▸ DO THIS
Each line of the data that includes the string "among" is to be copied out.

※ ※ ※

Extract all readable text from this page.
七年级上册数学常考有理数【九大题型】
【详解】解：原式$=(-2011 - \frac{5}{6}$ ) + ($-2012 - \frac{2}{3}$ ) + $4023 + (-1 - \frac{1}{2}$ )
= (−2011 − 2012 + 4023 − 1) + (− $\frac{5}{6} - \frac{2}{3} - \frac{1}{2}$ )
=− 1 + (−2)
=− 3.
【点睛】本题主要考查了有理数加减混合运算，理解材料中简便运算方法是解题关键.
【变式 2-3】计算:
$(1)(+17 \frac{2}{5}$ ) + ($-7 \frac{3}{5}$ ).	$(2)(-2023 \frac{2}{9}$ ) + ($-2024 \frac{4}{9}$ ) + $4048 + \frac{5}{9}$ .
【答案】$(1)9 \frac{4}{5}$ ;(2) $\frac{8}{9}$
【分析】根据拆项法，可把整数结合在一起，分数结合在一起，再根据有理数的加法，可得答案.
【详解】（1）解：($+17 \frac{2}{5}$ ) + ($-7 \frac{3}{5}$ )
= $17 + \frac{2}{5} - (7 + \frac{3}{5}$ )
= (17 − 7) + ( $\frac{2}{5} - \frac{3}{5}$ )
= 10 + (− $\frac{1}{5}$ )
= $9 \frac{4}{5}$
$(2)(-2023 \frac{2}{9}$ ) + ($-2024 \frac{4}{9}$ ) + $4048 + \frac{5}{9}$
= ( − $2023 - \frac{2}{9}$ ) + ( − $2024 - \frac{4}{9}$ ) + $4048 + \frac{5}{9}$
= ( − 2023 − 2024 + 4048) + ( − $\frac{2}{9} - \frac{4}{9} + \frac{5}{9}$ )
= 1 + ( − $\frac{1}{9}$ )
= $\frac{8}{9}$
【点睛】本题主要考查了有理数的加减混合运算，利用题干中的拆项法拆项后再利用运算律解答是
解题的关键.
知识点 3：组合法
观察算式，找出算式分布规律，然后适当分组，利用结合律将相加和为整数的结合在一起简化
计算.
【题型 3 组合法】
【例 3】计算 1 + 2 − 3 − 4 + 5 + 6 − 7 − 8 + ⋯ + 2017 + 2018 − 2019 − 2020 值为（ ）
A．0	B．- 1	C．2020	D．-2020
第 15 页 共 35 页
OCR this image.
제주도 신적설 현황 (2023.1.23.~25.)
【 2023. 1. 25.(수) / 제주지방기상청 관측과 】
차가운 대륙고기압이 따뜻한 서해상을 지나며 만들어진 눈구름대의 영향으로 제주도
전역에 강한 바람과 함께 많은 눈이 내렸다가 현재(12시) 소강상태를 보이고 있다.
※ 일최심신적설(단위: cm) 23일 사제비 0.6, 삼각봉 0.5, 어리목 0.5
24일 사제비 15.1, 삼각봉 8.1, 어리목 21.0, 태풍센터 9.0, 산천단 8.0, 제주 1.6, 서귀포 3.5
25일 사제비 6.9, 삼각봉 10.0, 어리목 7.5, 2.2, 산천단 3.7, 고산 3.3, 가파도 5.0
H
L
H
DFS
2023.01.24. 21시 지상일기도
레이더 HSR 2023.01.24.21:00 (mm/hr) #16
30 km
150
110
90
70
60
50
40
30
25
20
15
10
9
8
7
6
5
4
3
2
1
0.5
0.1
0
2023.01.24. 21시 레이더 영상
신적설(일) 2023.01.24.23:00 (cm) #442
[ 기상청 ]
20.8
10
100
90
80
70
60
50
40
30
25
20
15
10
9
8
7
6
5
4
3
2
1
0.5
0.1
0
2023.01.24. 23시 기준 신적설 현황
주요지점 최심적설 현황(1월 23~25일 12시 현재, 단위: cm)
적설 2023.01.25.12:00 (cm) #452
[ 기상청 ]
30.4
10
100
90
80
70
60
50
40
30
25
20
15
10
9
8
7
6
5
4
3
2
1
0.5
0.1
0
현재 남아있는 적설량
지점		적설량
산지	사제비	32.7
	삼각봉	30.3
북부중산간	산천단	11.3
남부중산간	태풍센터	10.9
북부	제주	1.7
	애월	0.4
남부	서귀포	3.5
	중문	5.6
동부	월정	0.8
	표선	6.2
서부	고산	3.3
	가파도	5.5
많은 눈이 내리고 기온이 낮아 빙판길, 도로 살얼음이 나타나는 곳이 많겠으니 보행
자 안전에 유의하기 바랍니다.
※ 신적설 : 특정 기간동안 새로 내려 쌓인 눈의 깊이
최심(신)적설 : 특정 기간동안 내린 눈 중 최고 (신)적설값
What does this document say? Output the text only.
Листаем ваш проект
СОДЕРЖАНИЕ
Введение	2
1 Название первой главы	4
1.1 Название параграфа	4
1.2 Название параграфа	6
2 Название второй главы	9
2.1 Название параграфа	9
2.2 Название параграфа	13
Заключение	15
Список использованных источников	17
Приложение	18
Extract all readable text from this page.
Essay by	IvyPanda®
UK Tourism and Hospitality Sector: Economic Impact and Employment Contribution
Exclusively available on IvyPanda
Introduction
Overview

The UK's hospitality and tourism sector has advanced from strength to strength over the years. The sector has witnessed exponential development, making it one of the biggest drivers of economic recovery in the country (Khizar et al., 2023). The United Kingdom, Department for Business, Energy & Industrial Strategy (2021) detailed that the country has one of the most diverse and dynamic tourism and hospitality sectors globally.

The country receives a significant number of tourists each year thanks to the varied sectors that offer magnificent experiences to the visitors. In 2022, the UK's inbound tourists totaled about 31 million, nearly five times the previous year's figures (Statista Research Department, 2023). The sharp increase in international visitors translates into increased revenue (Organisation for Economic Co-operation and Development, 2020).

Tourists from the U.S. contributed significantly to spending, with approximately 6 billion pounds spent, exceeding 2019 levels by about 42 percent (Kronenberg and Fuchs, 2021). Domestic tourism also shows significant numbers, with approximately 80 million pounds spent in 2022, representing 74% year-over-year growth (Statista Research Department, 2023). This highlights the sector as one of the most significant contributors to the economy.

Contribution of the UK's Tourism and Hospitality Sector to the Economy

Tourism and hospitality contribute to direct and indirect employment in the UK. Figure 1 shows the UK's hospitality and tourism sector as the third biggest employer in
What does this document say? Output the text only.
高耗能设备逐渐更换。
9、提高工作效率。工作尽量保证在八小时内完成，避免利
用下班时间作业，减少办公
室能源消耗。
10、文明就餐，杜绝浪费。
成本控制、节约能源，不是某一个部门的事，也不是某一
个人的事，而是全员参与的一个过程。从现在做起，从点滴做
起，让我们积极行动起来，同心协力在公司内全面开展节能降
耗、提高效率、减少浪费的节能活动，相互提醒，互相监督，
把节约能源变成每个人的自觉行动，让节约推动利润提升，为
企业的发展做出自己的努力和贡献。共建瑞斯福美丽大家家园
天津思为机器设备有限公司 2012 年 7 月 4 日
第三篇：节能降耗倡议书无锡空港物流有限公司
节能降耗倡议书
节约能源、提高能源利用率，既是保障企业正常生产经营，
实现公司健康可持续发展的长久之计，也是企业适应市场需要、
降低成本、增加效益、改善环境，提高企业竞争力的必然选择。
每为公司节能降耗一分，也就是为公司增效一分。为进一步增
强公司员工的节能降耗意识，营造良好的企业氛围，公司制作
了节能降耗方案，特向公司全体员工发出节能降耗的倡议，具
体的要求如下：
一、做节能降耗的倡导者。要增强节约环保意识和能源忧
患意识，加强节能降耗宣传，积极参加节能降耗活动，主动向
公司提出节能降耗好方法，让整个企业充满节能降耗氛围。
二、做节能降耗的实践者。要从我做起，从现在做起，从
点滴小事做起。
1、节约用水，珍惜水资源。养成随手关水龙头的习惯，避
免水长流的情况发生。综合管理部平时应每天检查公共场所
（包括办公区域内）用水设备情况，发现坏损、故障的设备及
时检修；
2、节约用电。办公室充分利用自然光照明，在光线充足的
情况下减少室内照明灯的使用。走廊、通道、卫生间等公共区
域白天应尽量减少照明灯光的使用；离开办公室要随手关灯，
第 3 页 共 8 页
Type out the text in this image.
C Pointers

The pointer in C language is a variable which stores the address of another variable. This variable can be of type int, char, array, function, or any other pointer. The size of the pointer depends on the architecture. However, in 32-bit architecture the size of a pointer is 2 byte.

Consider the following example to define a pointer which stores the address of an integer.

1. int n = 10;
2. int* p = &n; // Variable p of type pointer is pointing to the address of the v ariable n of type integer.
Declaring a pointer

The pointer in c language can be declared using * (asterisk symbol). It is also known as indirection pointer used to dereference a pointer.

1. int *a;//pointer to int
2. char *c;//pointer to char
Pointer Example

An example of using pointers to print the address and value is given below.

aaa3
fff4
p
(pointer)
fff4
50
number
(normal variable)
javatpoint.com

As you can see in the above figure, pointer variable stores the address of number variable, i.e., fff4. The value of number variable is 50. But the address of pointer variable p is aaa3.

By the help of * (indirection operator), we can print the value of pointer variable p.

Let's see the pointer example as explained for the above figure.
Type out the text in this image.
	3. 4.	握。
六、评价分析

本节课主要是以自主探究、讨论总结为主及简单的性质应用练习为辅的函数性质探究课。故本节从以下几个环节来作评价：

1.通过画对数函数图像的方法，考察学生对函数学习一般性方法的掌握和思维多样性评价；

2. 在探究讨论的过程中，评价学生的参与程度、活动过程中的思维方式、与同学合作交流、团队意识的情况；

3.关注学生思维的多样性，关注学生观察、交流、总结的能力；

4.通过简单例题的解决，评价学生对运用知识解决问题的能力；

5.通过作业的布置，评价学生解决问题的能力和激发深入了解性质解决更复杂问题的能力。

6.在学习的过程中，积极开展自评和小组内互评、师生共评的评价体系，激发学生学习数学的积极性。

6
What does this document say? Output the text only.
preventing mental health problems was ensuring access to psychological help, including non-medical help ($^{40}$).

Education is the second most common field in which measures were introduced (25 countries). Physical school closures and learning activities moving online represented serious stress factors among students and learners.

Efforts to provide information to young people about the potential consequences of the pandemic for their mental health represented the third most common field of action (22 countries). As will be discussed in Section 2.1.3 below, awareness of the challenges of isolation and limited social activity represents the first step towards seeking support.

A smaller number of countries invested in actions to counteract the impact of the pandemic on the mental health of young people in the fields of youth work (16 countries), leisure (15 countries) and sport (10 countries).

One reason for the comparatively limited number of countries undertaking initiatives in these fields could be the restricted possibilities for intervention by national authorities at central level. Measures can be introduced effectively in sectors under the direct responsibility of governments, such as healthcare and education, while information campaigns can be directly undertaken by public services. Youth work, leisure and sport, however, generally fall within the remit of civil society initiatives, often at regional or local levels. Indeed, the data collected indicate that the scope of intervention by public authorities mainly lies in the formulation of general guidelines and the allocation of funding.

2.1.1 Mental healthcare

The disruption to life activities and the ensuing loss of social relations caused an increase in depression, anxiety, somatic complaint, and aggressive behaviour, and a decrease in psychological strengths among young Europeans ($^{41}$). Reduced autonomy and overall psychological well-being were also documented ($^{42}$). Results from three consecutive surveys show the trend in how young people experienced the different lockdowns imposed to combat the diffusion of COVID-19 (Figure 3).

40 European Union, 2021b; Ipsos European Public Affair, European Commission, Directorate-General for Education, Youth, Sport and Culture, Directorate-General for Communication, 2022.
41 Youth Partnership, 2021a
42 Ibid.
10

※ ※ ※

▸ RESULT FOR THIS TASK
Education is the second most common field in which measures were introduced (25 countries). Physical school closures and learning activities moving online represented serious stress factors among students and learners.
The disruption to life activities and the ensuing loss of social relations caused an increase in depression, anxiety, somatic complaint, and aggressive behaviour, and a decrease in psychological strengths among young Europeans ($^{41}$). Reduced autonomy and overall psychological well-being were also documented ($^{42}$). Results from three consecutive surveys show the trend in how young people experienced the different lockdowns imposed to combat the diffusion of COVID-19 (Figure 3).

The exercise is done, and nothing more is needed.